Extrait à lire:

Vers la fin du XIXème siècle, le ballon, vase de verre sphérique utilisé en chimie, a servi à qualifier les petits verres ronds qui étaient utilisés pour servir le vin dans les bistrots ; on demandait alors un "ballon" de rouge ou un "ballon" de blanc ; de nos jours, l'expression "petit ballon" est toujours en vigueur dans les bistrots de quartiers.

 

- BAPTISER : Baptiser un vin, c'est le couper d'eau. C'est pour cela qu'un proverbe bouguignon dit : "Après le Carême, bois ton vin sans baptême".

Un curé déjeunant avec un rabbin voit ce dernier mettre de l'eau dans son vin :"Quoi, vous le baptisez ?" s'exclama le curé ; "Sûrement pas, je le coupe" rétorqua le rabbin !

Au XIXème siècle, l'expression "Etre baptisé avec une queue de morue"  signifiait être un soiffard, car, comme tout ce qui est très salé, la queue de morue entretenait la soif.

 

- BAR : A l'origine, le "Bar-room" est un endroit, en angleterre, où l'on consommait des boissons alocooliques ou alcoolisées debout au comptoir ou sur des chaises hautes ; il a été adopté en France dès la première moitié du XIXème siècle. Ce mot vient de l'ancien anglais "barre", lui-même issu de l'ancien français qui signifiait un pièce de bois ou de fer, longue et dure. On l'utilisait pour fermer de lourdes portes ou pour conserver volontairement une distance avec d'autres personnes ; c'est pouquoi cette "barre" existait dans les tavernes anglaises pour conserver une distance de sécurité entre le serveur et les clients, tout comme elle existait dans les tribunaux pour séparer le public des avocats qui eux, prenaient place derrière la "barre", ce qui est à l'origine du mot "barreau" qui désigne, de nos jours, l'ensemble des avocats rattachés à une Cour d'Appel.

 

- BARBOTER : A l'origine, barboter signifiait remuer dans l'eau ou dans la boue. En chimie, faire barboter un gaz consiste à le faire passer à l'état de bulles dans un liquide. Ce terme a été repris en dégustation car celui qui veut apprécier toutes les propriétés d'un vin en prend un peu en bouche, le conserve et y fait "barboter" un peu d'air aspiré à travers les lèvres à peine ouvertes, libérant ainsi les arômes pour une perception rétro-olfactive. Le petit "gargouillis" produit par cette opération est considéré comme totalement déplacé et inconvenant par les profanes non initiés au rituel de la dégustation, mais il est une espèce de "mot de passe" pour les amoureux du vin qui se reconnaissent comme tels aux premières "notes" de ce "chant sans parole"...

 

- BARBOUILLER : Au XVIIIème siècle, "se barbouiller", c'était s'enivrer. Les imprimeurs qui comparaient volontiers l'ivresse à l'état d'une feuille tachée d'encre ont créé plusieurs expressions équivalentes : se mâchurer, se salir le nez, se noircir.

Enregistrements fournis:
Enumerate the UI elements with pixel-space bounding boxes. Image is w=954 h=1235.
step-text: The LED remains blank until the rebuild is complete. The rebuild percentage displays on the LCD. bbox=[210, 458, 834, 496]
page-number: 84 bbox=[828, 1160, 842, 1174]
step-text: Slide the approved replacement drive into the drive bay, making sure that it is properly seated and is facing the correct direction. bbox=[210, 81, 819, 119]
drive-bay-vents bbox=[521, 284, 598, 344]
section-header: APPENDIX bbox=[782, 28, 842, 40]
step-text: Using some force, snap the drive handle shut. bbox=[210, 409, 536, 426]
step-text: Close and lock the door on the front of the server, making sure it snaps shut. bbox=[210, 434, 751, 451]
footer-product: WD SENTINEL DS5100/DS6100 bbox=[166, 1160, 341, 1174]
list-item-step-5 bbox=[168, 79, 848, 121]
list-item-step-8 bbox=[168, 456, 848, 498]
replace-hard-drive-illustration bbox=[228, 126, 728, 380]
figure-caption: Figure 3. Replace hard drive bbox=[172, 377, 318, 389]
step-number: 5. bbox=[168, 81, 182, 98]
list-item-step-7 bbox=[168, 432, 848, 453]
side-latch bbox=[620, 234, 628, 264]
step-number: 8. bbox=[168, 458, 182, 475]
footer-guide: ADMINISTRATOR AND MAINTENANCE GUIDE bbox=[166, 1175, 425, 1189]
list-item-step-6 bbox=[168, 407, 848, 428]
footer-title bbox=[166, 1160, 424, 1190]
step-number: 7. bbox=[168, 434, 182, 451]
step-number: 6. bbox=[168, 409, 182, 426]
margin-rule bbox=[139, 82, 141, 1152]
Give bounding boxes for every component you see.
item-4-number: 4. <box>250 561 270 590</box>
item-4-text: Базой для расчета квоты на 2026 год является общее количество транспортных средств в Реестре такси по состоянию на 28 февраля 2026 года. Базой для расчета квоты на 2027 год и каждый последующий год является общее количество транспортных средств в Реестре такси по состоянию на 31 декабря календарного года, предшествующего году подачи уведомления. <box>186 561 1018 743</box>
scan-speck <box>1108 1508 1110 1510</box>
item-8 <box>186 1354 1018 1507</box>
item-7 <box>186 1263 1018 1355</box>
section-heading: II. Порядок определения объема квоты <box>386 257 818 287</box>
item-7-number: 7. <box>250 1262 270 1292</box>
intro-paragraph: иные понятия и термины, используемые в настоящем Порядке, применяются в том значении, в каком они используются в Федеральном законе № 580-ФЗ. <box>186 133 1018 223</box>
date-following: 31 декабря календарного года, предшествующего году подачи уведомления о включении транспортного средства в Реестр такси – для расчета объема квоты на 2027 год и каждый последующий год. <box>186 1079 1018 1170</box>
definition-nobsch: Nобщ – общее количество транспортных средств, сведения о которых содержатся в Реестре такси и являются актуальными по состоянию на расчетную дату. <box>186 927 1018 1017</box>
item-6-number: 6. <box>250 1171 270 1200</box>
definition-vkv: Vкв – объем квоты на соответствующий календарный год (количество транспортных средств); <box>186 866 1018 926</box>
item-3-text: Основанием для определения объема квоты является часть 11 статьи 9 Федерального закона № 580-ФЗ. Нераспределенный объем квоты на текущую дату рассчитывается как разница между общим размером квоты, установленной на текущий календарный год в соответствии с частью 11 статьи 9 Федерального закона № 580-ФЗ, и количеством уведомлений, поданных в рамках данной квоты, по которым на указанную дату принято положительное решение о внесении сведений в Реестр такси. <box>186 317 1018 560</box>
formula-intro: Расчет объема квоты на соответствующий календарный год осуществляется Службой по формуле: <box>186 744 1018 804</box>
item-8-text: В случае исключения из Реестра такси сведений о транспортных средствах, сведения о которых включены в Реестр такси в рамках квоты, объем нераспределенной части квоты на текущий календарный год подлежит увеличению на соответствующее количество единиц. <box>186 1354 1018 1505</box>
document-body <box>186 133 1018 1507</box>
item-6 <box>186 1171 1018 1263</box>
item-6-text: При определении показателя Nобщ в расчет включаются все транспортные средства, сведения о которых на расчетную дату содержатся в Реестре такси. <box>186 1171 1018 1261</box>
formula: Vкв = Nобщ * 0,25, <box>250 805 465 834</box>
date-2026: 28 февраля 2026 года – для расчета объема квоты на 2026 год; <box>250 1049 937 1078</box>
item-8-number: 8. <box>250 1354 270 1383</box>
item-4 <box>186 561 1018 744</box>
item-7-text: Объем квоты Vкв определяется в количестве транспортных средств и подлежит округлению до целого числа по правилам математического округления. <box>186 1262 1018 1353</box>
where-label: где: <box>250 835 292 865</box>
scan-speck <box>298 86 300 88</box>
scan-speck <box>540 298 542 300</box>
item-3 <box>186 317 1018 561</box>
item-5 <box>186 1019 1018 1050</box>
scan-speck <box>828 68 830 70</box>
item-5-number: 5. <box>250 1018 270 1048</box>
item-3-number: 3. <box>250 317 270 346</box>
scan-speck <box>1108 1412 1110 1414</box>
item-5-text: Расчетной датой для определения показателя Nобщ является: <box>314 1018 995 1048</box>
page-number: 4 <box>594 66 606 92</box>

Consigne:
Répondez brièvement à ces questions sur l'extrait consacré au vocabulaire du vin.
(a) Que signifie baptiser un vin ?
(b) De quel mot et de quelle langue vient le mot « bar » ?
(c) Au XVIIIe siècle, que voulait dire « se barbouiller » ?
Ces enregistrements proviennent d'une autre source.

Réponse attendue:
(a) Le couper d'eau.
(b) De l'ancien anglais « barre », lui-même issu de l'ancien français.
(c) S'enivrer.